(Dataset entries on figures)
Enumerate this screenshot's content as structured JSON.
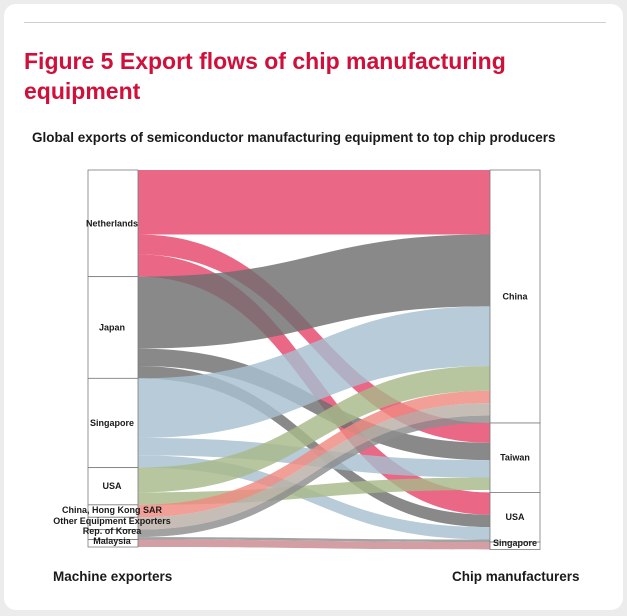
{
  "title": "Figure 5 Export flows of chip manufacturing equipment",
  "subtitle": "Global exports of semiconductor manufacturing equipment to top chip producers",
  "left_axis_label": "Machine exporters",
  "right_axis_label": "Chip manufacturers",
  "sources": [
    {
      "name": "Netherlands",
      "label": "Netherlands",
      "value": 21.5
    },
    {
      "name": "Japan",
      "label": "Japan",
      "value": 20.5
    },
    {
      "name": "Singapore",
      "label": "Singapore",
      "value": 18.0
    },
    {
      "name": "USA",
      "label": "USA",
      "value": 7.5
    },
    {
      "name": "China, Hong Kong SAR",
      "label": "China, Hong Kong SAR",
      "value": 2.5
    },
    {
      "name": "Other Equipment Exporters",
      "label": "Other Equipment Exporters",
      "value": 2.5
    },
    {
      "name": "Rep. of Korea",
      "label": "Rep. of Korea",
      "value": 2.0
    },
    {
      "name": "Malaysia",
      "label": "Malaysia",
      "value": 1.5
    }
  ],
  "targets": [
    {
      "name": "China",
      "label": "China",
      "value": 51.0
    },
    {
      "name": "Taiwan",
      "label": "Taiwan",
      "value": 14.0
    },
    {
      "name": "USA",
      "label": "USA",
      "value": 10.0
    },
    {
      "name": "Singapore",
      "label": "Singapore",
      "value": 1.5
    }
  ],
  "colors": {
    "Netherlands": "#e5466a",
    "Japan": "#6f6f6f",
    "Singapore": "#a7c0cf",
    "USA": "#a8b98a",
    "China, Hong Kong SAR": "#ef8a80",
    "Other Equipment Exporters": "#b9b0a6",
    "Rep. of Korea": "#8e8e8e",
    "Malaysia": "#c98a90"
  },
  "flows": [
    {
      "source": "Netherlands",
      "target": "China",
      "value": 13.0
    },
    {
      "source": "Netherlands",
      "target": "Taiwan",
      "value": 4.0
    },
    {
      "source": "Netherlands",
      "target": "USA",
      "value": 4.5
    },
    {
      "source": "Japan",
      "target": "China",
      "value": 14.5
    },
    {
      "source": "Japan",
      "target": "Taiwan",
      "value": 3.5
    },
    {
      "source": "Japan",
      "target": "USA",
      "value": 2.5
    },
    {
      "source": "Singapore",
      "target": "China",
      "value": 12.0
    },
    {
      "source": "Singapore",
      "target": "Taiwan",
      "value": 3.5
    },
    {
      "source": "Singapore",
      "target": "USA",
      "value": 2.5
    },
    {
      "source": "USA",
      "target": "China",
      "value": 5.0
    },
    {
      "source": "USA",
      "target": "Taiwan",
      "value": 2.5
    },
    {
      "source": "China, Hong Kong SAR",
      "target": "China",
      "value": 2.5
    },
    {
      "source": "Other Equipment Exporters",
      "target": "China",
      "value": 2.5
    },
    {
      "source": "Rep. of Korea",
      "target": "China",
      "value": 1.5
    },
    {
      "source": "Rep. of Korea",
      "target": "USA",
      "value": 0.5
    },
    {
      "source": "Malaysia",
      "target": "Singapore",
      "value": 1.5
    }
  ]
}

_Your instructions:_ Without the pictures, restate all the entries above exactly.

_Correct response:_
Enumerate this screenshot's content as structured JSON.
{
  "title": "Figure 5 Export flows of chip manufacturing equipment",
  "subtitle": "Global exports of semiconductor manufacturing equipment to top chip producers",
  "left_axis_label": "Machine exporters",
  "right_axis_label": "Chip manufacturers",
  "sources": [
    {
      "name": "Netherlands",
      "label": "Netherlands",
      "value": 21.5
    },
    {
      "name": "Japan",
      "label": "Japan",
      "value": 20.5
    },
    {
      "name": "Singapore",
      "label": "Singapore",
      "value": 18.0
    },
    {
      "name": "USA",
      "label": "USA",
      "value": 7.5
    },
    {
      "name": "China, Hong Kong SAR",
      "label": "China, Hong Kong SAR",
      "value": 2.5
    },
    {
      "name": "Other Equipment Exporters",
      "label": "Other Equipment Exporters",
      "value": 2.5
    },
    {
      "name": "Rep. of Korea",
      "label": "Rep. of Korea",
      "value": 2.0
    },
    {
      "name": "Malaysia",
      "label": "Malaysia",
      "value": 1.5
    }
  ],
  "targets": [
    {
      "name": "China",
      "label": "China",
      "value": 51.0
    },
    {
      "name": "Taiwan",
      "label": "Taiwan",
      "value": 14.0
    },
    {
      "name": "USA",
      "label": "USA",
      "value": 10.0
    },
    {
      "name": "Singapore",
      "label": "Singapore",
      "value": 1.5
    }
  ],
  "colors": {
    "Netherlands": "#e5466a",
    "Japan": "#6f6f6f",
    "Singapore": "#a7c0cf",
    "USA": "#a8b98a",
    "China, Hong Kong SAR": "#ef8a80",
    "Other Equipment Exporters": "#b9b0a6",
    "Rep. of Korea": "#8e8e8e",
    "Malaysia": "#c98a90"
  },
  "flows": [
    {
      "source": "Netherlands",
      "target": "China",
      "value": 13.0
    },
    {
      "source": "Netherlands",
      "target": "Taiwan",
      "value": 4.0
    },
    {
      "source": "Netherlands",
      "target": "USA",
      "value": 4.5
    },
    {
      "source": "Japan",
      "target": "China",
      "value": 14.5
    },
    {
      "source": "Japan",
      "target": "Taiwan",
      "value": 3.5
    },
    {
      "source": "Japan",
      "target": "USA",
      "value": 2.5
    },
    {
      "source": "Singapore",
      "target": "China",
      "value": 12.0
    },
    {
      "source": "Singapore",
      "target": "Taiwan",
      "value": 3.5
    },
    {
      "source": "Singapore",
      "target": "USA",
      "value": 2.5
    },
    {
      "source": "USA",
      "target": "China",
      "value": 5.0
    },
    {
      "source": "USA",
      "target": "Taiwan",
      "value": 2.5
    },
    {
      "source": "China, Hong Kong SAR",
      "target": "China",
      "value": 2.5
    },
    {
      "source": "Other Equipment Exporters",
      "target": "China",
      "value": 2.5
    },
    {
      "source": "Rep. of Korea",
      "target": "China",
      "value": 1.5
    },
    {
      "source": "Rep. of Korea",
      "target": "USA",
      "value": 0.5
    },
    {
      "source": "Malaysia",
      "target": "Singapore",
      "value": 1.5
    }
  ]
}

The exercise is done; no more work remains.